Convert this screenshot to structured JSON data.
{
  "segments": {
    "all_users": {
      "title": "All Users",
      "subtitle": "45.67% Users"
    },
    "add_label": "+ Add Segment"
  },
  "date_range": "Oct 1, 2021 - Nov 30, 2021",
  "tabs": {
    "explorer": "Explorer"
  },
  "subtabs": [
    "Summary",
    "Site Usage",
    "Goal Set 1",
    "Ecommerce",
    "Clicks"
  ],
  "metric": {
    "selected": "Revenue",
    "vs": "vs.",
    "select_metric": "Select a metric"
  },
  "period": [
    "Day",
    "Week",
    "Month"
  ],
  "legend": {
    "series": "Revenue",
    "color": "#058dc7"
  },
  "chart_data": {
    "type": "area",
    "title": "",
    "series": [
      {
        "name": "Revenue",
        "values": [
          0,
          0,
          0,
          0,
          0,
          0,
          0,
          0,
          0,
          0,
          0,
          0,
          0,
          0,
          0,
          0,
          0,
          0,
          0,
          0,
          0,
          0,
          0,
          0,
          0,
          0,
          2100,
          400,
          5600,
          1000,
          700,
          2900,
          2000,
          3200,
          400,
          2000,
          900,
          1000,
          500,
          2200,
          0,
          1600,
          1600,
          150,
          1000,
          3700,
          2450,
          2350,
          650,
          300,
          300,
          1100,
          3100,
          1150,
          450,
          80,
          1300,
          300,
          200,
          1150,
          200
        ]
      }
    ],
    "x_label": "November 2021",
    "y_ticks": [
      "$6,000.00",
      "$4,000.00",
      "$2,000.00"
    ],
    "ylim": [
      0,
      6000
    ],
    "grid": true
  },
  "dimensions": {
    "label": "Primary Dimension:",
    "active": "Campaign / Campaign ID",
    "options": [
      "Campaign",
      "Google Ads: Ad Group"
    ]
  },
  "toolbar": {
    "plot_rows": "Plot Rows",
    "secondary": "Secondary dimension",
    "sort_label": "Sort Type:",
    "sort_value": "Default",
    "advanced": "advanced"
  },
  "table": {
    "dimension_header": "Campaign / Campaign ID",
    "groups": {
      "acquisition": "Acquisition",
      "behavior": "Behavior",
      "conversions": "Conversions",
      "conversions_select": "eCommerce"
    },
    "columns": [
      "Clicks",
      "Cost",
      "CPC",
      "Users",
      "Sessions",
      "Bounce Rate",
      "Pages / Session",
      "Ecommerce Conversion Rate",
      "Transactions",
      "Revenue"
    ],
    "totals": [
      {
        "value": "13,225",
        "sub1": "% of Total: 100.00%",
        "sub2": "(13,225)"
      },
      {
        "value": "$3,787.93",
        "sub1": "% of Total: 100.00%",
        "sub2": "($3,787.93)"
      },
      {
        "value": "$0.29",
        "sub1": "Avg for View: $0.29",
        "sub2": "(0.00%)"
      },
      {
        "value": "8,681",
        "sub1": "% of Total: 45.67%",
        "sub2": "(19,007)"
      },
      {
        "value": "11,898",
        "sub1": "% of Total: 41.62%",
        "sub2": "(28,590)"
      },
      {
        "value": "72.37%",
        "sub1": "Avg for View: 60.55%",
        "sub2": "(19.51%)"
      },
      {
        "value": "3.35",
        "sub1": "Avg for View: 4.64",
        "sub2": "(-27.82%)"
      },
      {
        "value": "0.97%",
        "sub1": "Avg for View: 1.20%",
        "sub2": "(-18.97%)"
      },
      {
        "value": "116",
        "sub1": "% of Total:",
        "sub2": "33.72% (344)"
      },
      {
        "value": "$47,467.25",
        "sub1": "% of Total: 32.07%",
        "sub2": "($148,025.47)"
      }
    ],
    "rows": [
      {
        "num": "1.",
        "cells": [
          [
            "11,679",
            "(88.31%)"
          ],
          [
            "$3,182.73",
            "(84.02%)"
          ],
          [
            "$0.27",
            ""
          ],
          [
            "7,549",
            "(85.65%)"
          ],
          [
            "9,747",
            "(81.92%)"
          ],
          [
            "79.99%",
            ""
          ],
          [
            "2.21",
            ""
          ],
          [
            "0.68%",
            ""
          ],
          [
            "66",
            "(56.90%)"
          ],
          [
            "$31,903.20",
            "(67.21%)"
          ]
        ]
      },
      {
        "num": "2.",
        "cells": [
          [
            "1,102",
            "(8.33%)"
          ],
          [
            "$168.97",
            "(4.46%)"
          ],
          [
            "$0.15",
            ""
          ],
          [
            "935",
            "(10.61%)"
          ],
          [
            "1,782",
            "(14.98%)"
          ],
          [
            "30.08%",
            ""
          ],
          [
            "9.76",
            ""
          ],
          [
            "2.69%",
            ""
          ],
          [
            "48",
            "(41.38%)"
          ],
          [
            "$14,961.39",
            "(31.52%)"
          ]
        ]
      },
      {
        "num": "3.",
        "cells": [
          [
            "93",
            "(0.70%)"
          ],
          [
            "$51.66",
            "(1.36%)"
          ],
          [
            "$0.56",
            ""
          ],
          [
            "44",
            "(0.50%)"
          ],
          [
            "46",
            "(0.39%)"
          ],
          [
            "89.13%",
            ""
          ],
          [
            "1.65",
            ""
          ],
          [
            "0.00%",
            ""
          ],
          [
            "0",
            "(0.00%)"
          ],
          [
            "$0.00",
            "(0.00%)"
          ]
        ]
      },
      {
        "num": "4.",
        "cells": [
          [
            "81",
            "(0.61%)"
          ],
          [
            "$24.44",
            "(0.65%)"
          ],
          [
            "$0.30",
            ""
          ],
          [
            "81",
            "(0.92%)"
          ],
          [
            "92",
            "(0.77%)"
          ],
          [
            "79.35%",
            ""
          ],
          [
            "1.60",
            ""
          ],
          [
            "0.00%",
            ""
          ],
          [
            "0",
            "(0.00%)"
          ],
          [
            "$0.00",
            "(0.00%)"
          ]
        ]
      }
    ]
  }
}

========================================

▶ YOUR TASK:
Every line above needs to be retyped exactly.

▶ THE SOLUTION:
Convert this screenshot to structured JSON data.
{
  "segments": {
    "all_users": {
      "title": "All Users",
      "subtitle": "45.67% Users"
    },
    "add_label": "+ Add Segment"
  },
  "date_range": "Oct 1, 2021 - Nov 30, 2021",
  "tabs": {
    "explorer": "Explorer"
  },
  "subtabs": [
    "Summary",
    "Site Usage",
    "Goal Set 1",
    "Ecommerce",
    "Clicks"
  ],
  "metric": {
    "selected": "Revenue",
    "vs": "vs.",
    "select_metric": "Select a metric"
  },
  "period": [
    "Day",
    "Week",
    "Month"
  ],
  "legend": {
    "series": "Revenue",
    "color": "#058dc7"
  },
  "chart_data": {
    "type": "area",
    "title": "",
    "series": [
      {
        "name": "Revenue",
        "values": [
          0,
          0,
          0,
          0,
          0,
          0,
          0,
          0,
          0,
          0,
          0,
          0,
          0,
          0,
          0,
          0,
          0,
          0,
          0,
          0,
          0,
          0,
          0,
          0,
          0,
          0,
          2100,
          400,
          5600,
          1000,
          700,
          2900,
          2000,
          3200,
          400,
          2000,
          900,
          1000,
          500,
          2200,
          0,
          1600,
          1600,
          150,
          1000,
          3700,
          2450,
          2350,
          650,
          300,
          300,
          1100,
          3100,
          1150,
          450,
          80,
          1300,
          300,
          200,
          1150,
          200
        ]
      }
    ],
    "x_label": "November 2021",
    "y_ticks": [
      "$6,000.00",
      "$4,000.00",
      "$2,000.00"
    ],
    "ylim": [
      0,
      6000
    ],
    "grid": true
  },
  "dimensions": {
    "label": "Primary Dimension:",
    "active": "Campaign / Campaign ID",
    "options": [
      "Campaign",
      "Google Ads: Ad Group"
    ]
  },
  "toolbar": {
    "plot_rows": "Plot Rows",
    "secondary": "Secondary dimension",
    "sort_label": "Sort Type:",
    "sort_value": "Default",
    "advanced": "advanced"
  },
  "table": {
    "dimension_header": "Campaign / Campaign ID",
    "groups": {
      "acquisition": "Acquisition",
      "behavior": "Behavior",
      "conversions": "Conversions",
      "conversions_select": "eCommerce"
    },
    "columns": [
      "Clicks",
      "Cost",
      "CPC",
      "Users",
      "Sessions",
      "Bounce Rate",
      "Pages / Session",
      "Ecommerce Conversion Rate",
      "Transactions",
      "Revenue"
    ],
    "totals": [
      {
        "value": "13,225",
        "sub1": "% of Total: 100.00%",
        "sub2": "(13,225)"
      },
      {
        "value": "$3,787.93",
        "sub1": "% of Total: 100.00%",
        "sub2": "($3,787.93)"
      },
      {
        "value": "$0.29",
        "sub1": "Avg for View: $0.29",
        "sub2": "(0.00%)"
      },
      {
        "value": "8,681",
        "sub1": "% of Total: 45.67%",
        "sub2": "(19,007)"
      },
      {
        "value": "11,898",
        "sub1": "% of Total: 41.62%",
        "sub2": "(28,590)"
      },
      {
        "value": "72.37%",
        "sub1": "Avg for View: 60.55%",
        "sub2": "(19.51%)"
      },
      {
        "value": "3.35",
        "sub1": "Avg for View: 4.64",
        "sub2": "(-27.82%)"
      },
      {
        "value": "0.97%",
        "sub1": "Avg for View: 1.20%",
        "sub2": "(-18.97%)"
      },
      {
        "value": "116",
        "sub1": "% of Total:",
        "sub2": "33.72% (344)"
      },
      {
        "value": "$47,467.25",
        "sub1": "% of Total: 32.07%",
        "sub2": "($148,025.47)"
      }
    ],
    "rows": [
      {
        "num": "1.",
        "cells": [
          [
            "11,679",
            "(88.31%)"
          ],
          [
            "$3,182.73",
            "(84.02%)"
          ],
          [
            "$0.27",
            ""
          ],
          [
            "7,549",
            "(85.65%)"
          ],
          [
            "9,747",
            "(81.92%)"
          ],
          [
            "79.99%",
            ""
          ],
          [
            "2.21",
            ""
          ],
          [
            "0.68%",
            ""
          ],
          [
            "66",
            "(56.90%)"
          ],
          [
            "$31,903.20",
            "(67.21%)"
          ]
        ]
      },
      {
        "num": "2.",
        "cells": [
          [
            "1,102",
            "(8.33%)"
          ],
          [
            "$168.97",
            "(4.46%)"
          ],
          [
            "$0.15",
            ""
          ],
          [
            "935",
            "(10.61%)"
          ],
          [
            "1,782",
            "(14.98%)"
          ],
          [
            "30.08%",
            ""
          ],
          [
            "9.76",
            ""
          ],
          [
            "2.69%",
            ""
          ],
          [
            "48",
            "(41.38%)"
          ],
          [
            "$14,961.39",
            "(31.52%)"
          ]
        ]
      },
      {
        "num": "3.",
        "cells": [
          [
            "93",
            "(0.70%)"
          ],
          [
            "$51.66",
            "(1.36%)"
          ],
          [
            "$0.56",
            ""
          ],
          [
            "44",
            "(0.50%)"
          ],
          [
            "46",
            "(0.39%)"
          ],
          [
            "89.13%",
            ""
          ],
          [
            "1.65",
            ""
          ],
          [
            "0.00%",
            ""
          ],
          [
            "0",
            "(0.00%)"
          ],
          [
            "$0.00",
            "(0.00%)"
          ]
        ]
      },
      {
        "num": "4.",
        "cells": [
          [
            "81",
            "(0.61%)"
          ],
          [
            "$24.44",
            "(0.65%)"
          ],
          [
            "$0.30",
            ""
          ],
          [
            "81",
            "(0.92%)"
          ],
          [
            "92",
            "(0.77%)"
          ],
          [
            "79.35%",
            ""
          ],
          [
            "1.60",
            ""
          ],
          [
            "0.00%",
            ""
          ],
          [
            "0",
            "(0.00%)"
          ],
          [
            "$0.00",
            "(0.00%)"
          ]
        ]
      }
    ]
  }
}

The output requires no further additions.